In the data that follows, count each line holding the string "before"; answer with the number only.
-- START Dataset content --
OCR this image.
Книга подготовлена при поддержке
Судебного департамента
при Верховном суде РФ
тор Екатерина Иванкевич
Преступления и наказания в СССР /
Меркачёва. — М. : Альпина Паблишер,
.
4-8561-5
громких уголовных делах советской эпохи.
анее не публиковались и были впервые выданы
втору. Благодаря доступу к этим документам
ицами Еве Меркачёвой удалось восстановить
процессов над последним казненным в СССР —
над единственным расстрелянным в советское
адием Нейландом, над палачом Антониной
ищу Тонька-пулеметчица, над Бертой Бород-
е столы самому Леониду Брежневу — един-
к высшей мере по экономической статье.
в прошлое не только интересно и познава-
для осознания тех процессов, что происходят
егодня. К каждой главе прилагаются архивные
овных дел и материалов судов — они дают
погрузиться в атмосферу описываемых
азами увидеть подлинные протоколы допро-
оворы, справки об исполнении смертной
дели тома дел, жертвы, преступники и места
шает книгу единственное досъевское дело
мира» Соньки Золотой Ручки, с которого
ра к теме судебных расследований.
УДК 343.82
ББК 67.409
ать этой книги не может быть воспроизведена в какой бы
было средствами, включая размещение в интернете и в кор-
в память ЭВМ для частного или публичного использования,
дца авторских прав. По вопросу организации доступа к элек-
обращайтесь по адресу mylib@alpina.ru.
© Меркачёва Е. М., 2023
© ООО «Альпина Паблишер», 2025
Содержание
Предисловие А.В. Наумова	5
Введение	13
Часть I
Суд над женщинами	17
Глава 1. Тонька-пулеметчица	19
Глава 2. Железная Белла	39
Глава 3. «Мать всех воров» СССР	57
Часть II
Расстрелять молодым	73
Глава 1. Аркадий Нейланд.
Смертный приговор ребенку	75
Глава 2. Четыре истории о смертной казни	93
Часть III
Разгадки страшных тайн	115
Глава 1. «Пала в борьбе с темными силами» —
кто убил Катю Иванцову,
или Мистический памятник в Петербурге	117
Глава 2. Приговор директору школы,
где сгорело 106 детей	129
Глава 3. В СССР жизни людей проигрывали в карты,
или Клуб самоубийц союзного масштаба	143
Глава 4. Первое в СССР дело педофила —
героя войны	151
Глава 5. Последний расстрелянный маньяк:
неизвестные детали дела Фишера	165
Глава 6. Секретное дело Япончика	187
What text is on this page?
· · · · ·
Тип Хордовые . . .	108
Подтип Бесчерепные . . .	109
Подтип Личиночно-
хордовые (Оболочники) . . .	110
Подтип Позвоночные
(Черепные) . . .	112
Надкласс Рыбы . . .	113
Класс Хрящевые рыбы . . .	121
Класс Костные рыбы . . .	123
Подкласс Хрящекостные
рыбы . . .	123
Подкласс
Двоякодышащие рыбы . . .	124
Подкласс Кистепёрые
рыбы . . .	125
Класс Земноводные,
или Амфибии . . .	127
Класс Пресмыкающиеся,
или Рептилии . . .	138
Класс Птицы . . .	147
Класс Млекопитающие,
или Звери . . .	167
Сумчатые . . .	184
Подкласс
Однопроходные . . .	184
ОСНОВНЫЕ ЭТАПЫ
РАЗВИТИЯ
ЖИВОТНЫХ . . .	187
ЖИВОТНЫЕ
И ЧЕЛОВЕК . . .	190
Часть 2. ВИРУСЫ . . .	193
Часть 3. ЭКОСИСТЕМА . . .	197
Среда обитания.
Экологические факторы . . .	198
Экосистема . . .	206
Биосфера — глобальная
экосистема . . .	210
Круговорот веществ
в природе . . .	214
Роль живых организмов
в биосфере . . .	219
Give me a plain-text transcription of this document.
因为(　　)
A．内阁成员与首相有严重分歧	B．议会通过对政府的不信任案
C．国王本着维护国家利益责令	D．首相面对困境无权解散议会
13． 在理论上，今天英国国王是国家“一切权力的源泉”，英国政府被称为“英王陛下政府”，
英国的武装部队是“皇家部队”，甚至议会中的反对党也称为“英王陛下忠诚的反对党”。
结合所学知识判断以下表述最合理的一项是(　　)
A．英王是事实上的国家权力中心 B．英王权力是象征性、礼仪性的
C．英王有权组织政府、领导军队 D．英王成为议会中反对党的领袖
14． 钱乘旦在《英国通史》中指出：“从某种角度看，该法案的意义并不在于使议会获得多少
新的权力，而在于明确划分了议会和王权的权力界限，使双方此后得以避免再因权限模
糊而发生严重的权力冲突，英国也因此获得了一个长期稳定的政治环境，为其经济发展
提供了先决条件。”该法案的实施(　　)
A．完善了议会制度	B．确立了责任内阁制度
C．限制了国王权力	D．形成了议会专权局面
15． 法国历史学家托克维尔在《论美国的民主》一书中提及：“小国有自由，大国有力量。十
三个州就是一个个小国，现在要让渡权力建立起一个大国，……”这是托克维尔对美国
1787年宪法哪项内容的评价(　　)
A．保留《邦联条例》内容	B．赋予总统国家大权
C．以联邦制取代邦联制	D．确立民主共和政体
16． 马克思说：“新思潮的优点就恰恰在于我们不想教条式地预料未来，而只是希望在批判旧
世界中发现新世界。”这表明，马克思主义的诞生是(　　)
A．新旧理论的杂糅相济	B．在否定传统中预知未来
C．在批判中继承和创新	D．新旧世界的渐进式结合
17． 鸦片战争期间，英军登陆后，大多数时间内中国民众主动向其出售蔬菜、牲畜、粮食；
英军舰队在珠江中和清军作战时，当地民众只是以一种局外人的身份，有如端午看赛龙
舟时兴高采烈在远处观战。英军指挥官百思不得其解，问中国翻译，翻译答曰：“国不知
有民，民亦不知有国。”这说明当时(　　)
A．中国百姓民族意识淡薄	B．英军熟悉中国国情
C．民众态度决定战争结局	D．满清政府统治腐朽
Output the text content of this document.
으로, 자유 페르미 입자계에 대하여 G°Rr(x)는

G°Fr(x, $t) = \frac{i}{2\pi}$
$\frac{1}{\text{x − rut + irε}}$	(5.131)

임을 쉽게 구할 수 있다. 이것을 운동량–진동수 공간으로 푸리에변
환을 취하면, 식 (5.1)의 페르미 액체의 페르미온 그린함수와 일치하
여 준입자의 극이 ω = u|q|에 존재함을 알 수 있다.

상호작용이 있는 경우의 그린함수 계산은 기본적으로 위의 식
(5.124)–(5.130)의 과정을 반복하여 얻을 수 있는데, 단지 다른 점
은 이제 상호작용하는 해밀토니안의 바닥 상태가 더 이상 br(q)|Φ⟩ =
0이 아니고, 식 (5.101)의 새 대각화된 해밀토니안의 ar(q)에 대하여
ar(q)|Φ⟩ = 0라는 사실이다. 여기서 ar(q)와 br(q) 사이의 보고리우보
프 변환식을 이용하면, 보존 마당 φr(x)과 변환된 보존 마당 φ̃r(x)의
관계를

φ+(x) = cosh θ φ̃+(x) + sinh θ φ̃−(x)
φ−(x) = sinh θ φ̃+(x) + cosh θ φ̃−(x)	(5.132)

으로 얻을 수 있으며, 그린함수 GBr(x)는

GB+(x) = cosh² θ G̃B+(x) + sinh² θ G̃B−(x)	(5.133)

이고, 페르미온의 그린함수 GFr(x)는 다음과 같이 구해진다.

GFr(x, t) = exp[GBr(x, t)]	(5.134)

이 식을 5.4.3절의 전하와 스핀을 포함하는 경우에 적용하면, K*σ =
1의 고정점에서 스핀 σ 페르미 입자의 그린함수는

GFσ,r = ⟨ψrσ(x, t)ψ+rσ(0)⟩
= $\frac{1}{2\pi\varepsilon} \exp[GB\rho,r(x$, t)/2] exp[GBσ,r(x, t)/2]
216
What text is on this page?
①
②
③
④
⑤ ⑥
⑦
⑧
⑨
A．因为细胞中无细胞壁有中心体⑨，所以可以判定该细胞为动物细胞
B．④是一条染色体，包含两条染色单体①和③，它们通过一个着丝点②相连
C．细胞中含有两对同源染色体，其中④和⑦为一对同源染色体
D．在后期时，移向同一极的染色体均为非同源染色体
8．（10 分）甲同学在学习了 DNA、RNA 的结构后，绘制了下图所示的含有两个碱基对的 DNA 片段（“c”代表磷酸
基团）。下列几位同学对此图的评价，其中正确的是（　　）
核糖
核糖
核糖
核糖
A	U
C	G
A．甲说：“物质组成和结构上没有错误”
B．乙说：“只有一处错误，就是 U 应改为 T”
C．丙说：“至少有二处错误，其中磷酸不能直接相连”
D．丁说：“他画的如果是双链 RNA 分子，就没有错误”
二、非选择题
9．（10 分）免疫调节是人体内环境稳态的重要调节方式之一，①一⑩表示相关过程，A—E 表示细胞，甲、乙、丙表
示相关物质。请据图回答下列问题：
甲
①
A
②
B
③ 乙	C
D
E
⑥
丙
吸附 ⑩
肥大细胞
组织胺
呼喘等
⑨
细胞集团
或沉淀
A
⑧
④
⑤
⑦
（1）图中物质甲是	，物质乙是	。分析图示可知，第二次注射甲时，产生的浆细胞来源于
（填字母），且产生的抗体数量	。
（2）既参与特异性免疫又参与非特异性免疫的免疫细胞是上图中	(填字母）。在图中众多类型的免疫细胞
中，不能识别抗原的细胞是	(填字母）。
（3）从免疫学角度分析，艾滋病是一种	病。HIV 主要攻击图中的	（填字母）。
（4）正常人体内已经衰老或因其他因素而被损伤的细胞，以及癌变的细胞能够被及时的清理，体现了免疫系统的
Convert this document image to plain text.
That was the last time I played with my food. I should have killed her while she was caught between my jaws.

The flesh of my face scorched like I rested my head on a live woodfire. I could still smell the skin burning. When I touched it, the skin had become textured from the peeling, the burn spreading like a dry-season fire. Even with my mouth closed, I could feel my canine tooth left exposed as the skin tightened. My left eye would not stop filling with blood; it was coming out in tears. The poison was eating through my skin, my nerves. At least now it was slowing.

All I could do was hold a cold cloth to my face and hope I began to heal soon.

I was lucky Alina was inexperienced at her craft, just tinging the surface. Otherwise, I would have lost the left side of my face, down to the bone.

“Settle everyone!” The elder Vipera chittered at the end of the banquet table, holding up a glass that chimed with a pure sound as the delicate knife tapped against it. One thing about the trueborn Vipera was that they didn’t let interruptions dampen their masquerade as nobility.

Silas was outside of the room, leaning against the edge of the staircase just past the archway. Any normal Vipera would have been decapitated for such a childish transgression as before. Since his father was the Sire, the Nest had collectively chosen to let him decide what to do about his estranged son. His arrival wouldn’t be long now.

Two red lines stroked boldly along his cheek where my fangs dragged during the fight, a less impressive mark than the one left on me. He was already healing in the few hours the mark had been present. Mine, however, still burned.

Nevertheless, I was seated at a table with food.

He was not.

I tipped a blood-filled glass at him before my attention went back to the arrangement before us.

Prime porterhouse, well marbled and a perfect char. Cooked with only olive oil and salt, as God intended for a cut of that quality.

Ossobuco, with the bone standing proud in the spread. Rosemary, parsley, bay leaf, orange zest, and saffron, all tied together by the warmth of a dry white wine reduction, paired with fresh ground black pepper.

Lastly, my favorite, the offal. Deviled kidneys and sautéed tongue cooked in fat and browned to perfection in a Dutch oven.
-- END Dataset content --
Result: 2